WORK TO DO.
Single out each line with the word "txartel" and copy it.
## START DATA
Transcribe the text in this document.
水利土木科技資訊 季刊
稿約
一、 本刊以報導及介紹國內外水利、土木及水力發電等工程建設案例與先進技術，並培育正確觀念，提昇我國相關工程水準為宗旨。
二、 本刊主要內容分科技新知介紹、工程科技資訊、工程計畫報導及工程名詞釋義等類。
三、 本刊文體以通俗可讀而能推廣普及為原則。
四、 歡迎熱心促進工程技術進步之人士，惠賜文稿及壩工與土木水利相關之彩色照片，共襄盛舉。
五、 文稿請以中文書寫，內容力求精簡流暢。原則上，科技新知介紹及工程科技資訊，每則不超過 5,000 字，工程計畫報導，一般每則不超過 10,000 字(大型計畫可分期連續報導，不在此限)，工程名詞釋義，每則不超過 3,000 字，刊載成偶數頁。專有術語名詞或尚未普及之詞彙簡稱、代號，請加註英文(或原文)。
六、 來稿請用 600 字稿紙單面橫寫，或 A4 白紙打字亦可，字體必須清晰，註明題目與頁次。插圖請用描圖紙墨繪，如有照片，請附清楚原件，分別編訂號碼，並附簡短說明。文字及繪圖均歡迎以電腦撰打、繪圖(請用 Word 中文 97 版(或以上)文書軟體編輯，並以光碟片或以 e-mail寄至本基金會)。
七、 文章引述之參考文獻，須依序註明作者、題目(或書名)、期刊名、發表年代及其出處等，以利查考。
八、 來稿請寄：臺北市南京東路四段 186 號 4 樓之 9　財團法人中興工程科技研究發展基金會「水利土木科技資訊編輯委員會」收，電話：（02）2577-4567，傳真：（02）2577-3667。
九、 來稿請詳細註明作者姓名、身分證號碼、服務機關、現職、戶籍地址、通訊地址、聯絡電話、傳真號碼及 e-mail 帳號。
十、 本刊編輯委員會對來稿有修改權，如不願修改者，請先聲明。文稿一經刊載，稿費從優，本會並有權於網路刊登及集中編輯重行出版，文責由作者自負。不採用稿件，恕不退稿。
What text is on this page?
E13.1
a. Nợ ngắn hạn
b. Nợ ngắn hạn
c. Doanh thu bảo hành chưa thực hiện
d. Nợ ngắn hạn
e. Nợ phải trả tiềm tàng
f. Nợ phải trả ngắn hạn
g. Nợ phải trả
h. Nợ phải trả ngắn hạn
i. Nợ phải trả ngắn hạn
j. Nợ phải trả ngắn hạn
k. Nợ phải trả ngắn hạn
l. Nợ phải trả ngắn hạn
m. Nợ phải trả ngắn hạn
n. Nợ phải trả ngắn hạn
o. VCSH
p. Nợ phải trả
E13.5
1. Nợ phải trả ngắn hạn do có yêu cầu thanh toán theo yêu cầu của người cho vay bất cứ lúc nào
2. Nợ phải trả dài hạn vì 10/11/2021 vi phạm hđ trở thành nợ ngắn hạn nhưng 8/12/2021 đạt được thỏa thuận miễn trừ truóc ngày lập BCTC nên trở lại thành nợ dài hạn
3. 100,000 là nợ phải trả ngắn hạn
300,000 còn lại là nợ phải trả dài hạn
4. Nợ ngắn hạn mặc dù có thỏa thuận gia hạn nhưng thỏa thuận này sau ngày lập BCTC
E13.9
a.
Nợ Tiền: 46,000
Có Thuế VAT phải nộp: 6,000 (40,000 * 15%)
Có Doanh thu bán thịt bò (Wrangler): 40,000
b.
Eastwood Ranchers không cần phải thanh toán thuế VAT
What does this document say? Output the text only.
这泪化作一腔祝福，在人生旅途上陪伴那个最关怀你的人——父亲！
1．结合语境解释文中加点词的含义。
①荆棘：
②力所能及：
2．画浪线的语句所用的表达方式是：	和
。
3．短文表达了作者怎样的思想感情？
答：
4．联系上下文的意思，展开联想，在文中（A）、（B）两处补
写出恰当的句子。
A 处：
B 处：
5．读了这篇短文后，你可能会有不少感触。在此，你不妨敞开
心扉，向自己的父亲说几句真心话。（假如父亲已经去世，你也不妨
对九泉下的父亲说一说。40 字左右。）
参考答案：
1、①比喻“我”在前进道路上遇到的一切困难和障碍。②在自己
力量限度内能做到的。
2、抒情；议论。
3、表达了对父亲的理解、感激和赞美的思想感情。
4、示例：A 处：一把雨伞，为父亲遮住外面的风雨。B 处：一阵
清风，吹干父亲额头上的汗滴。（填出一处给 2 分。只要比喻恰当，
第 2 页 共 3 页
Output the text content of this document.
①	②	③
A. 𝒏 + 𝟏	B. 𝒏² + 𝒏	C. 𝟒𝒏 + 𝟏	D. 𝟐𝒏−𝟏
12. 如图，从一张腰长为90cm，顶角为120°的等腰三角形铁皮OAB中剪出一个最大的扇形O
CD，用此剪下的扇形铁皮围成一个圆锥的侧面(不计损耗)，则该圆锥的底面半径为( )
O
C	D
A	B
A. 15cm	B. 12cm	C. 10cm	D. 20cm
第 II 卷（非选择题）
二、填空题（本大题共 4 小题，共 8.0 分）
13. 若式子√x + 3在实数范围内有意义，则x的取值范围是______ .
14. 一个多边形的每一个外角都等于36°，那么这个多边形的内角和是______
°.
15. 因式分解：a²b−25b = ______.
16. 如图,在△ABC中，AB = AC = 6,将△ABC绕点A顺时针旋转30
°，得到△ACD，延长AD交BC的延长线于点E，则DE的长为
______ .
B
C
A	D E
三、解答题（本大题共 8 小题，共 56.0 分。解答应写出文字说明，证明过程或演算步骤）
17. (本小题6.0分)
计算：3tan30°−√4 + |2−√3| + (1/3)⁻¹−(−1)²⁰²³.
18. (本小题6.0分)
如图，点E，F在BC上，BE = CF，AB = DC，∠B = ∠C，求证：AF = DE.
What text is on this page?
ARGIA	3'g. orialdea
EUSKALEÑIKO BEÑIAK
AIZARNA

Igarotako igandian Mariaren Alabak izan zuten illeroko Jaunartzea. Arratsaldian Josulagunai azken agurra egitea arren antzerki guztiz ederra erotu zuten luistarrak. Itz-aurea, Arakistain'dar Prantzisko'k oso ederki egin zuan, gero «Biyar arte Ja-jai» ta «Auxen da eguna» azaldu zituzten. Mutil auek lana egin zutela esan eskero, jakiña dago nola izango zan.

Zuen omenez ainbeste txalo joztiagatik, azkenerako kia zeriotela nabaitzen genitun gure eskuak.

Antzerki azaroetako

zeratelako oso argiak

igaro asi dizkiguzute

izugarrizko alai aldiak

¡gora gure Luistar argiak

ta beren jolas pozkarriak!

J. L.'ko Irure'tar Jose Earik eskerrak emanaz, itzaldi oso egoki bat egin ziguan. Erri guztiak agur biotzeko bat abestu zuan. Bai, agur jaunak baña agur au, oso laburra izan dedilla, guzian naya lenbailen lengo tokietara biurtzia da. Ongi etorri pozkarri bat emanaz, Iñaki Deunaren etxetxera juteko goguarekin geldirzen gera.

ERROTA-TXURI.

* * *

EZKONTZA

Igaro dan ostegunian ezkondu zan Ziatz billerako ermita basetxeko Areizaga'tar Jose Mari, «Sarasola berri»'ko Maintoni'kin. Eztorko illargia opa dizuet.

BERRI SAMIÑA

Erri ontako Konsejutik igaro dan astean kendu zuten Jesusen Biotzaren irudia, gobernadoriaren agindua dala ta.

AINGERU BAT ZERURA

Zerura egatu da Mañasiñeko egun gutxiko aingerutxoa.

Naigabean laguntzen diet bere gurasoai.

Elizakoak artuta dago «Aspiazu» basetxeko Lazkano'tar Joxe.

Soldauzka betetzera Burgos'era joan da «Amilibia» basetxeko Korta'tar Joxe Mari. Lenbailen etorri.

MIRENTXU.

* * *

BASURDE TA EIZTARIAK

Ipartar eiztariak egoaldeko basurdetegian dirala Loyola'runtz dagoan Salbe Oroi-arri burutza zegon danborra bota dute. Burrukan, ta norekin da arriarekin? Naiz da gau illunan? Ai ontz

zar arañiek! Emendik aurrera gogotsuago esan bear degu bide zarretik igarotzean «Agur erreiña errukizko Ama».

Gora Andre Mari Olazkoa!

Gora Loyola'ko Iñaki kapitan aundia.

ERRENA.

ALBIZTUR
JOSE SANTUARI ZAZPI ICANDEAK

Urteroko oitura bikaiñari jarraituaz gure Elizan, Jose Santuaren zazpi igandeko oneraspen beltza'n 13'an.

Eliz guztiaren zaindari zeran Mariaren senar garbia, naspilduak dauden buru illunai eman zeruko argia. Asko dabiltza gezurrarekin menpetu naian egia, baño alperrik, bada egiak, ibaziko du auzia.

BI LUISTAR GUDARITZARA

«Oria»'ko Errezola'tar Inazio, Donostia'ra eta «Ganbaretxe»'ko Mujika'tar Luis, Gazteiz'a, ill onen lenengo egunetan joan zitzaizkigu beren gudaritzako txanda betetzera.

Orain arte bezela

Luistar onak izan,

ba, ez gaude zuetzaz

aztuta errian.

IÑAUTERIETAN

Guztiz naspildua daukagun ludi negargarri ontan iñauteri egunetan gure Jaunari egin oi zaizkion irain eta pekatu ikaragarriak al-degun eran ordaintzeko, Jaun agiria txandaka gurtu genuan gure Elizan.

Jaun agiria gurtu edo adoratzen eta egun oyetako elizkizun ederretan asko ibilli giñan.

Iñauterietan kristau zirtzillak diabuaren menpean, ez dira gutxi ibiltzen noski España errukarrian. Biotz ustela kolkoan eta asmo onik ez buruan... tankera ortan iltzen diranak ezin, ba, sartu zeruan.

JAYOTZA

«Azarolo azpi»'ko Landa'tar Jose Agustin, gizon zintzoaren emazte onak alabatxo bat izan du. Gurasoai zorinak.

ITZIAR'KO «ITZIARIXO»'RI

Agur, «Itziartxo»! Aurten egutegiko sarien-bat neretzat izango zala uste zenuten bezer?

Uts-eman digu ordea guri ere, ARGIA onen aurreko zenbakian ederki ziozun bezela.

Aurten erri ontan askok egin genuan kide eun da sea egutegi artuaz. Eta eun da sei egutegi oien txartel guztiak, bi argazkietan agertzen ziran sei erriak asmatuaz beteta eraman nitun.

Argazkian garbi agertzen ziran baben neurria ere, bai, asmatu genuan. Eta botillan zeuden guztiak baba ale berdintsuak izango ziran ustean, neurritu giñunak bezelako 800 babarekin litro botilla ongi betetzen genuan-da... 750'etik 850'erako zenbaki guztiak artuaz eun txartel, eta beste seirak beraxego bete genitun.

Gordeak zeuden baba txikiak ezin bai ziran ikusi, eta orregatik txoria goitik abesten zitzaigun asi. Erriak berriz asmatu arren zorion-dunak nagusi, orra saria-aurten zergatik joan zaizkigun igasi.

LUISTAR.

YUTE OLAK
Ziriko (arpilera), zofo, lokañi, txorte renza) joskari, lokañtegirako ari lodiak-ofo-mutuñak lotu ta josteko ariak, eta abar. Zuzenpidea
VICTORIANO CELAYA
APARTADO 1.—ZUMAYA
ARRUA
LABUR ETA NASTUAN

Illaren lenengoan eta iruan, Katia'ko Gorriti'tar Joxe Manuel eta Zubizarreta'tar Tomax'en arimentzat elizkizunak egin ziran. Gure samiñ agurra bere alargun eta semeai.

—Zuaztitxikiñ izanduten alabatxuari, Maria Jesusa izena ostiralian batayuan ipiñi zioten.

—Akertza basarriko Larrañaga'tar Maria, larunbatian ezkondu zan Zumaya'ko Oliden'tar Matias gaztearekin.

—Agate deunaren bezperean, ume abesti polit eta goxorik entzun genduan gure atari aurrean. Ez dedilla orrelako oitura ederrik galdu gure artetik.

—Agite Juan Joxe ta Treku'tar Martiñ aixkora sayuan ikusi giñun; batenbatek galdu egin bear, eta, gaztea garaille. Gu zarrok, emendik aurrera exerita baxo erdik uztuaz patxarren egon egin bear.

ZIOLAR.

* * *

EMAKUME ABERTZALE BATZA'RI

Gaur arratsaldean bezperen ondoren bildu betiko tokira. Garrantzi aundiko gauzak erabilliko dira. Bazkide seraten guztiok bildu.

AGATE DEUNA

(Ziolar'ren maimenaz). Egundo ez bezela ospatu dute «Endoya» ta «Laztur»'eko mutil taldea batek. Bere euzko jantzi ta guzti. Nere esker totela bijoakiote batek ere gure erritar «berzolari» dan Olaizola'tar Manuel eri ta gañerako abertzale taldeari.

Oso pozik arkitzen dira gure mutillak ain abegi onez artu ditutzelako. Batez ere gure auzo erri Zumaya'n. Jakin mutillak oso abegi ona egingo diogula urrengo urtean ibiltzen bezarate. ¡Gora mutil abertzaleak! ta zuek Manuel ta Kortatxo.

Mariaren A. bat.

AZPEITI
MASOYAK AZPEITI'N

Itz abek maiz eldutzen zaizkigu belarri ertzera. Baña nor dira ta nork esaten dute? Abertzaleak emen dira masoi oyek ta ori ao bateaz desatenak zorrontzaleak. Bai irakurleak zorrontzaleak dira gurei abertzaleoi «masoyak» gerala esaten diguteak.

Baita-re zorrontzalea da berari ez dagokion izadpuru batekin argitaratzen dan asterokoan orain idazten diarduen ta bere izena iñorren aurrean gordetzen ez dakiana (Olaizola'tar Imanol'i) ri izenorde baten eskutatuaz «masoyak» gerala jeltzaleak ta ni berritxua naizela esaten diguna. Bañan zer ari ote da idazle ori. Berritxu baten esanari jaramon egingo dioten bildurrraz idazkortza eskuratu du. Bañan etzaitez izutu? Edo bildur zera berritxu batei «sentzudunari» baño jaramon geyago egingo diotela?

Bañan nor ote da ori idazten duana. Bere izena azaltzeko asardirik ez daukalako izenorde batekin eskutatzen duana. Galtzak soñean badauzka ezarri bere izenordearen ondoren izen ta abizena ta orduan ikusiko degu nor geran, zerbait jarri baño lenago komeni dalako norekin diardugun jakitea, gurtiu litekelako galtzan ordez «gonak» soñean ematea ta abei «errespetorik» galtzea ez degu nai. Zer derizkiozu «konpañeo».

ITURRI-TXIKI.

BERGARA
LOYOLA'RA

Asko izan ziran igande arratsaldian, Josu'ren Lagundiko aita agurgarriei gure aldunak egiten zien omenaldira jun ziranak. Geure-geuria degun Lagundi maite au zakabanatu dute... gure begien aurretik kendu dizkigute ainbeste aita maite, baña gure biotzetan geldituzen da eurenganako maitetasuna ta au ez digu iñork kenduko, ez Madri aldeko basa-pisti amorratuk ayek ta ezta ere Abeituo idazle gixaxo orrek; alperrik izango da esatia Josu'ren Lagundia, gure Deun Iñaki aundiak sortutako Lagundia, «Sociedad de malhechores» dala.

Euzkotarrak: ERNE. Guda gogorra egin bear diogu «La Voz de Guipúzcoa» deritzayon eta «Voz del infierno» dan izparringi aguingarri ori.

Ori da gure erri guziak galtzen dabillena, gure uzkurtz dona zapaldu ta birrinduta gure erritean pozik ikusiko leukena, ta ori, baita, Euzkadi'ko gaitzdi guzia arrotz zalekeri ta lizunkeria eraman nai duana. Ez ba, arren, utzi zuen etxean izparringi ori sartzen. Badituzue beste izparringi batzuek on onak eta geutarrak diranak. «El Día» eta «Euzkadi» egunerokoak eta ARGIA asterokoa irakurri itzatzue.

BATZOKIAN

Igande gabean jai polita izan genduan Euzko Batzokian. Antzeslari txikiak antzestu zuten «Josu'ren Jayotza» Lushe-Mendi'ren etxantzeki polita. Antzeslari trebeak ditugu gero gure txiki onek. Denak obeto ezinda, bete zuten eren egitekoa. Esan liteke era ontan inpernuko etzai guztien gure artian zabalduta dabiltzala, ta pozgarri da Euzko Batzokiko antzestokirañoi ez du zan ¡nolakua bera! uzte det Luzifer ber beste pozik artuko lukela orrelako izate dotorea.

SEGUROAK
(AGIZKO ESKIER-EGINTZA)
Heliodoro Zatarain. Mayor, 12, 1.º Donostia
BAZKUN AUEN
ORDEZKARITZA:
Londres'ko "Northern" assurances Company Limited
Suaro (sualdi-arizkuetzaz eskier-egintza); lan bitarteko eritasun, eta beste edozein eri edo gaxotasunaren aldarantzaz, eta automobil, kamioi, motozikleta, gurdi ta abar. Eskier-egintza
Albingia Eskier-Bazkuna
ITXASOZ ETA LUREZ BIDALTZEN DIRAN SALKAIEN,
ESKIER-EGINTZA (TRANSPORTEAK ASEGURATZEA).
## END DATA
ANSWER TO THE TASK.
Aurten erri ontan askok egin genuan kide eun da sea egutegi artuaz. Eta eun da sei egutegi oien txartel guztiak, bi argazkietan agertzen ziran sei erriak asmatuaz beteta eraman nitun.
Argazkian garbi agertzen ziran baben neurria ere, bai, asmatu genuan. Eta botillan zeuden guztiak baba ale berdintsuak izango ziran ustean, neurritu giñunak bezelako 800 babarekin litro botilla ongi betetzen genuan-da... 750'etik 850'erako zenbaki guztiak artuaz eun txartel, eta beste seirak beraxego bete genitun.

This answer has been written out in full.